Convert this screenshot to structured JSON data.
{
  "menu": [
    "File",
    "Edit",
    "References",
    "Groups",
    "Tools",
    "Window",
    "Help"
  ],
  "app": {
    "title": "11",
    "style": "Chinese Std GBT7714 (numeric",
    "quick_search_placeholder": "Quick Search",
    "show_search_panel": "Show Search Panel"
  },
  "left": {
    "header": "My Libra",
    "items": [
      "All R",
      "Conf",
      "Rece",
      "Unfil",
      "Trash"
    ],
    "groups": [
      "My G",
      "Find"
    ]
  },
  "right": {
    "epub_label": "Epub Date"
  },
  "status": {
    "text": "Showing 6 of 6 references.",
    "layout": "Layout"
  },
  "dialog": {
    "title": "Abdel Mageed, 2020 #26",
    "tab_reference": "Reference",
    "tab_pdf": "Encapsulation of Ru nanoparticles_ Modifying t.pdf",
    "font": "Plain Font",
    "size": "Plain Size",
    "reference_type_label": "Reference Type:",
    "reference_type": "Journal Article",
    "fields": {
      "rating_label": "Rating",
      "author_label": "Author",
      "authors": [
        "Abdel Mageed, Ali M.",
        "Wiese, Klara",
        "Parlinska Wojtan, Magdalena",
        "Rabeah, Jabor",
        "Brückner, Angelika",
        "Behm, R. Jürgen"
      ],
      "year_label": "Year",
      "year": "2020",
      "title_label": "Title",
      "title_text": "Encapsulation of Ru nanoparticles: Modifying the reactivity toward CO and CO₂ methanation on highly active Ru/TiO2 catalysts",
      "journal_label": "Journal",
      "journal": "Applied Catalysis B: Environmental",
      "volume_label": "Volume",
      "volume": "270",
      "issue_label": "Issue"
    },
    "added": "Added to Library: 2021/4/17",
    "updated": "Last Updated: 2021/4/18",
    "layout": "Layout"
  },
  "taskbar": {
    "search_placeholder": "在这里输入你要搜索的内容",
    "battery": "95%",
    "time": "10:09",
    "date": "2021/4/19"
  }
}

DESCRIPTION OF THE TASK
Set down all of the records shown above once more, exactly.

OUTPUT
Convert this screenshot to structured JSON data.
{
  "menu": [
    "File",
    "Edit",
    "References",
    "Groups",
    "Tools",
    "Window",
    "Help"
  ],
  "app": {
    "title": "11",
    "style": "Chinese Std GBT7714 (numeric",
    "quick_search_placeholder": "Quick Search",
    "show_search_panel": "Show Search Panel"
  },
  "left": {
    "header": "My Libra",
    "items": [
      "All R",
      "Conf",
      "Rece",
      "Unfil",
      "Trash"
    ],
    "groups": [
      "My G",
      "Find"
    ]
  },
  "right": {
    "epub_label": "Epub Date"
  },
  "status": {
    "text": "Showing 6 of 6 references.",
    "layout": "Layout"
  },
  "dialog": {
    "title": "Abdel Mageed, 2020 #26",
    "tab_reference": "Reference",
    "tab_pdf": "Encapsulation of Ru nanoparticles_ Modifying t.pdf",
    "font": "Plain Font",
    "size": "Plain Size",
    "reference_type_label": "Reference Type:",
    "reference_type": "Journal Article",
    "fields": {
      "rating_label": "Rating",
      "author_label": "Author",
      "authors": [
        "Abdel Mageed, Ali M.",
        "Wiese, Klara",
        "Parlinska Wojtan, Magdalena",
        "Rabeah, Jabor",
        "Brückner, Angelika",
        "Behm, R. Jürgen"
      ],
      "year_label": "Year",
      "year": "2020",
      "title_label": "Title",
      "title_text": "Encapsulation of Ru nanoparticles: Modifying the reactivity toward CO and CO₂ methanation on highly active Ru/TiO2 catalysts",
      "journal_label": "Journal",
      "journal": "Applied Catalysis B: Environmental",
      "volume_label": "Volume",
      "volume": "270",
      "issue_label": "Issue"
    },
    "added": "Added to Library: 2021/4/17",
    "updated": "Last Updated: 2021/4/18",
    "layout": "Layout"
  },
  "taskbar": {
    "search_placeholder": "在这里输入你要搜索的内容",
    "battery": "95%",
    "time": "10:09",
    "date": "2021/4/19"
  }
}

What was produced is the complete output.